▸ JOB
Copy the material below word for word, leaving out the pictures.

#####

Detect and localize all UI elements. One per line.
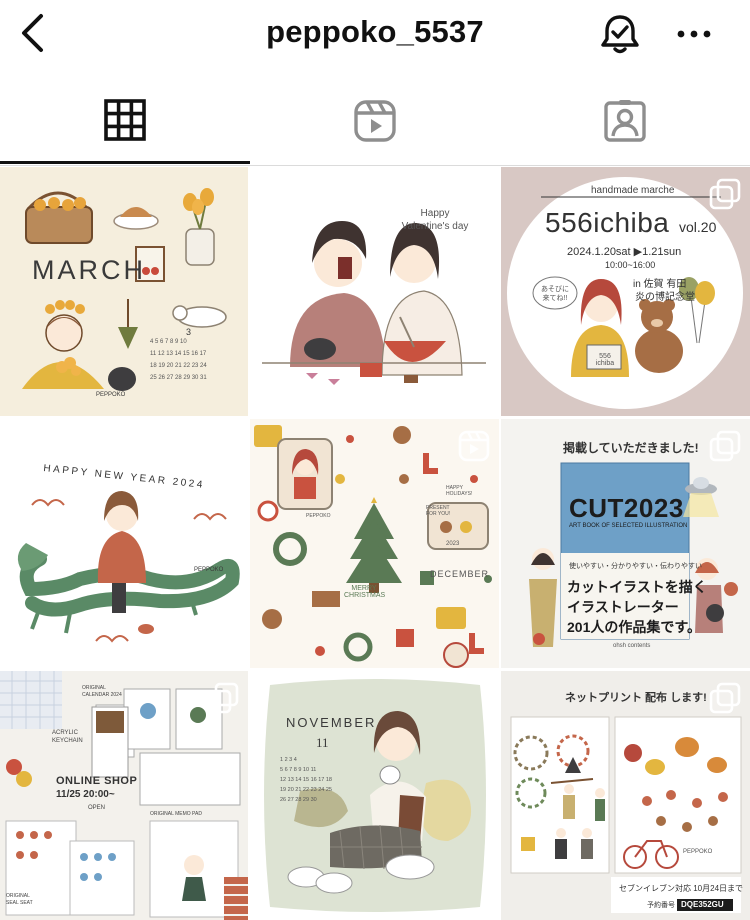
goods-label-calendar: ORIGINAL CALENDAR 2024 xyxy=(82,685,122,698)
post-text-year: 2023 xyxy=(446,541,460,547)
book-small-text: 使いやすい・分かりやすい・伝わりやすい xyxy=(569,563,702,570)
event-dates: 2024.1.20sat ▶1.21sun xyxy=(567,246,682,258)
book-line-1: カットイラストを描く xyxy=(567,579,707,595)
post-tile[interactable]: MERRY CHRISTMAS DECEMBER 2023 PEPPOKO HA… xyxy=(250,419,499,668)
post-tile[interactable]: handmade marche 556ichiba vol.20 2024.1.… xyxy=(501,167,750,416)
reels-icon xyxy=(354,100,396,142)
tagged-user-icon xyxy=(604,100,646,142)
carousel-icon xyxy=(709,682,741,714)
post-signature: PEPPOKO xyxy=(96,392,126,398)
svg-text:11 12 13 14 15 16 17: 11 12 13 14 15 16 17 xyxy=(150,351,207,357)
post-caption-title: NOVEMBER xyxy=(286,715,377,730)
post-tile[interactable]: HAPPY NEW YEAR 2024 PEPPOKO xyxy=(0,419,248,668)
goods-label-seal: ORIGINAL SEAL SEAT xyxy=(6,893,33,906)
post-calendar-month: 3 xyxy=(186,327,192,337)
post-text-happy-holidays: HAPPY HOLIDAYS! xyxy=(446,485,473,497)
carousel-icon xyxy=(207,682,239,714)
tab-reels[interactable] xyxy=(250,90,500,166)
event-title: 556ichiba xyxy=(545,207,670,238)
event-caption: handmade marche xyxy=(591,185,675,196)
svg-text:26 27 28 29 30: 26 27 28 29 30 xyxy=(280,797,317,803)
post-illustration xyxy=(250,167,499,416)
netprint-code: DQE352GU xyxy=(681,900,724,909)
post-text-merry-christmas: MERRY CHRISTMAS xyxy=(344,585,386,599)
bell-check-icon xyxy=(601,15,639,54)
post-caption-title: Happy Valentine's day xyxy=(401,208,469,232)
goods-label-date: 11/25 20:00~ xyxy=(56,789,115,800)
post-tile[interactable]: Happy Valentine's day xyxy=(250,167,499,416)
carousel-icon xyxy=(709,430,741,462)
post-text-signature: PEPPOKO xyxy=(306,513,331,519)
book-line-3: 201人の作品集です。 xyxy=(567,619,701,635)
carousel-icon xyxy=(709,178,741,210)
post-tile[interactable]: ORIGINAL CALENDAR 2024 ACRYLIC KEYCHAIN … xyxy=(0,671,248,920)
post-illustration xyxy=(0,419,248,668)
event-volume: vol.20 xyxy=(679,219,717,235)
svg-text:18 19 20 21 22 23 24: 18 19 20 21 22 23 24 xyxy=(150,363,207,369)
book-banner: 掲載していただきました! xyxy=(563,441,699,455)
post-illustration: 1 2 3 4 5 6 7 8 9 10 11 12 13 14 15 16 1… xyxy=(250,671,499,920)
svg-text:19 20 21 22 23 24 25: 19 20 21 22 23 24 25 xyxy=(280,787,332,793)
goods-label-online-shop: ONLINE SHOP xyxy=(56,775,138,787)
profile-header: peppoko_5537 xyxy=(0,0,750,68)
post-tile[interactable]: ネットプリント 配布 します! PEPPOKO セブンイレブン対応 10月24日… xyxy=(501,671,750,920)
post-calendar-month: 11 xyxy=(316,735,329,750)
post-signature: PEPPOKO xyxy=(194,567,224,573)
goods-label-keychain: ACRYLIC KEYCHAIN xyxy=(52,730,83,744)
event-bubble-text: あそびに 来てね!! xyxy=(541,286,569,302)
netprint-note: セブンイレブン対応 10月24日まで xyxy=(619,884,744,893)
svg-text:12 13 14 15 16 17 18: 12 13 14 15 16 17 18 xyxy=(280,777,332,783)
post-tile[interactable]: 掲載していただきました! CUT2023 ART BOOK OF SELECTE… xyxy=(501,419,750,668)
svg-text:25 26 27 28 29 30 31: 25 26 27 28 29 30 31 xyxy=(150,375,207,381)
post-text-month: DECEMBER xyxy=(430,569,490,579)
reels-icon xyxy=(458,430,490,462)
post-illustration: 4 5 6 7 8 9 10 11 12 13 14 15 16 17 18 1… xyxy=(0,167,248,416)
grid-icon xyxy=(104,99,146,141)
post-caption-title: MARCH xyxy=(32,255,146,285)
book-title: CUT2023 xyxy=(569,493,684,523)
netprint-sheet-title: PEPPOKO xyxy=(683,849,713,855)
svg-text:5 6 7 8 9 10 11: 5 6 7 8 9 10 11 xyxy=(280,767,316,773)
posts-grid: 4 5 6 7 8 9 10 11 12 13 14 15 16 17 18 1… xyxy=(0,167,750,920)
goods-label-memo: ORIGINAL MEMO PAD xyxy=(150,811,202,817)
post-text-present: PRESENT FOR YOU! xyxy=(426,505,451,517)
more-options-button[interactable] xyxy=(672,18,716,50)
svg-text:1 2 3 4: 1 2 3 4 xyxy=(280,757,297,763)
tab-posts-grid[interactable] xyxy=(0,90,250,166)
event-box-label: 556 ichiba xyxy=(595,353,615,367)
more-horizontal-icon xyxy=(677,30,711,38)
tab-tagged[interactable] xyxy=(500,90,750,166)
book-subtitle: ART BOOK OF SELECTED ILLUSTRATION xyxy=(569,523,688,529)
profile-tabs xyxy=(0,90,750,166)
event-time: 10:00~16:00 xyxy=(605,260,656,270)
post-tile[interactable]: 4 5 6 7 8 9 10 11 12 13 14 15 16 17 18 1… xyxy=(0,167,248,416)
book-line-2: イラストレーター xyxy=(567,599,679,615)
book-publisher: ohsh contents xyxy=(613,643,651,649)
netprint-code-label: 予約番号 xyxy=(647,902,675,909)
goods-label-open: OPEN xyxy=(88,805,106,811)
post-tile[interactable]: 1 2 3 4 5 6 7 8 9 10 11 12 13 14 15 16 1… xyxy=(250,671,499,920)
tab-divider xyxy=(0,165,750,166)
svg-text:4 5 6 7 8 9 10: 4 5 6 7 8 9 10 xyxy=(150,339,187,345)
event-place-line2: 炎の博記念堂 xyxy=(635,292,695,303)
notifications-button[interactable] xyxy=(596,11,644,57)
netprint-banner: ネットプリント 配布 します! xyxy=(565,692,707,704)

#####

▸ THE RESULT
Detect and localize all UI elements. One per line.
goods-label-calendar: ORIGINAL CALENDAR 2024 xyxy=(82,685,122,698)
post-text-year: 2023 xyxy=(446,541,460,547)
book-small-text: 使いやすい・分かりやすい・伝わりやすい xyxy=(569,563,702,570)
event-dates: 2024.1.20sat ▶1.21sun xyxy=(567,246,682,258)
book-line-1: カットイラストを描く xyxy=(567,579,707,595)
post-tile[interactable]: MERRY CHRISTMAS DECEMBER 2023 PEPPOKO HA… xyxy=(250,419,499,668)
post-tile[interactable]: handmade marche 556ichiba vol.20 2024.1.… xyxy=(501,167,750,416)
reels-icon xyxy=(354,100,396,142)
tagged-user-icon xyxy=(604,100,646,142)
carousel-icon xyxy=(709,682,741,714)
post-signature: PEPPOKO xyxy=(96,392,126,398)
svg-text:11 12 13 14 15 16 17: 11 12 13 14 15 16 17 xyxy=(150,351,207,357)
post-caption-title: NOVEMBER xyxy=(286,715,377,730)
post-tile[interactable]: HAPPY NEW YEAR 2024 PEPPOKO xyxy=(0,419,248,668)
goods-label-seal: ORIGINAL SEAL SEAT xyxy=(6,893,33,906)
post-calendar-month: 3 xyxy=(186,327,192,337)
post-text-happy-holidays: HAPPY HOLIDAYS! xyxy=(446,485,473,497)
carousel-icon xyxy=(207,682,239,714)
tab-reels[interactable] xyxy=(250,90,500,166)
event-title: 556ichiba xyxy=(545,207,670,238)
event-caption: handmade marche xyxy=(591,185,675,196)
svg-text:26 27 28 29 30: 26 27 28 29 30 xyxy=(280,797,317,803)
post-illustration xyxy=(250,167,499,416)
netprint-code: DQE352GU xyxy=(681,900,724,909)
post-text-merry-christmas: MERRY CHRISTMAS xyxy=(344,585,386,599)
bell-check-icon xyxy=(601,15,639,54)
post-caption-title: Happy Valentine's day xyxy=(401,208,469,232)
goods-label-date: 11/25 20:00~ xyxy=(56,789,115,800)
post-tile[interactable]: Happy Valentine's day xyxy=(250,167,499,416)
carousel-icon xyxy=(709,430,741,462)
post-text-signature: PEPPOKO xyxy=(306,513,331,519)
book-line-3: 201人の作品集です。 xyxy=(567,619,701,635)
carousel-icon xyxy=(709,178,741,210)
post-tile[interactable]: ORIGINAL CALENDAR 2024 ACRYLIC KEYCHAIN … xyxy=(0,671,248,920)
post-illustration xyxy=(0,419,248,668)
event-volume: vol.20 xyxy=(679,219,717,235)
svg-text:18 19 20 21 22 23 24: 18 19 20 21 22 23 24 xyxy=(150,363,207,369)
book-banner: 掲載していただきました! xyxy=(563,441,699,455)
post-illustration: 1 2 3 4 5 6 7 8 9 10 11 12 13 14 15 16 1… xyxy=(250,671,499,920)
svg-text:19 20 21 22 23 24 25: 19 20 21 22 23 24 25 xyxy=(280,787,332,793)
goods-label-online-shop: ONLINE SHOP xyxy=(56,775,138,787)
profile-header: peppoko_5537 xyxy=(0,0,750,68)
post-tile[interactable]: ネットプリント 配布 します! PEPPOKO セブンイレブン対応 10月24日… xyxy=(501,671,750,920)
post-calendar-month: 11 xyxy=(316,735,329,750)
post-signature: PEPPOKO xyxy=(194,567,224,573)
goods-label-keychain: ACRYLIC KEYCHAIN xyxy=(52,730,83,744)
event-bubble-text: あそびに 来てね!! xyxy=(541,286,569,302)
netprint-note: セブンイレブン対応 10月24日まで xyxy=(619,884,744,893)
svg-text:12 13 14 15 16 17 18: 12 13 14 15 16 17 18 xyxy=(280,777,332,783)
post-tile[interactable]: 掲載していただきました! CUT2023 ART BOOK OF SELECTE… xyxy=(501,419,750,668)
svg-text:25 26 27 28 29 30 31: 25 26 27 28 29 30 31 xyxy=(150,375,207,381)
post-text-month: DECEMBER xyxy=(430,569,490,579)
reels-icon xyxy=(458,430,490,462)
post-illustration: 4 5 6 7 8 9 10 11 12 13 14 15 16 17 18 1… xyxy=(0,167,248,416)
grid-icon xyxy=(104,99,146,141)
post-caption-title: MARCH xyxy=(32,255,146,285)
book-title: CUT2023 xyxy=(569,493,684,523)
netprint-sheet-title: PEPPOKO xyxy=(683,849,713,855)
svg-text:5 6 7 8 9 10 11: 5 6 7 8 9 10 11 xyxy=(280,767,316,773)
posts-grid: 4 5 6 7 8 9 10 11 12 13 14 15 16 17 18 1… xyxy=(0,167,750,920)
goods-label-memo: ORIGINAL MEMO PAD xyxy=(150,811,202,817)
post-text-present: PRESENT FOR YOU! xyxy=(426,505,451,517)
more-options-button[interactable] xyxy=(672,18,716,50)
svg-text:1 2 3 4: 1 2 3 4 xyxy=(280,757,297,763)
tab-posts-grid[interactable] xyxy=(0,90,250,166)
event-box-label: 556 ichiba xyxy=(595,353,615,367)
more-horizontal-icon xyxy=(677,30,711,38)
tab-tagged[interactable] xyxy=(500,90,750,166)
book-subtitle: ART BOOK OF SELECTED ILLUSTRATION xyxy=(569,523,688,529)
profile-tabs xyxy=(0,90,750,166)
event-time: 10:00~16:00 xyxy=(605,260,656,270)
post-tile[interactable]: 4 5 6 7 8 9 10 11 12 13 14 15 16 17 18 1… xyxy=(0,167,248,416)
book-line-2: イラストレーター xyxy=(567,599,679,615)
book-publisher: ohsh contents xyxy=(613,643,651,649)
netprint-code-label: 予約番号 xyxy=(647,902,675,909)
goods-label-open: OPEN xyxy=(88,805,106,811)
post-tile[interactable]: 1 2 3 4 5 6 7 8 9 10 11 12 13 14 15 16 1… xyxy=(250,671,499,920)
tab-divider xyxy=(0,165,750,166)
svg-text:4 5 6 7 8 9 10: 4 5 6 7 8 9 10 xyxy=(150,339,187,345)
event-place-line2: 炎の博記念堂 xyxy=(635,292,695,303)
notifications-button[interactable] xyxy=(596,11,644,57)
netprint-banner: ネットプリント 配布 します! xyxy=(565,692,707,704)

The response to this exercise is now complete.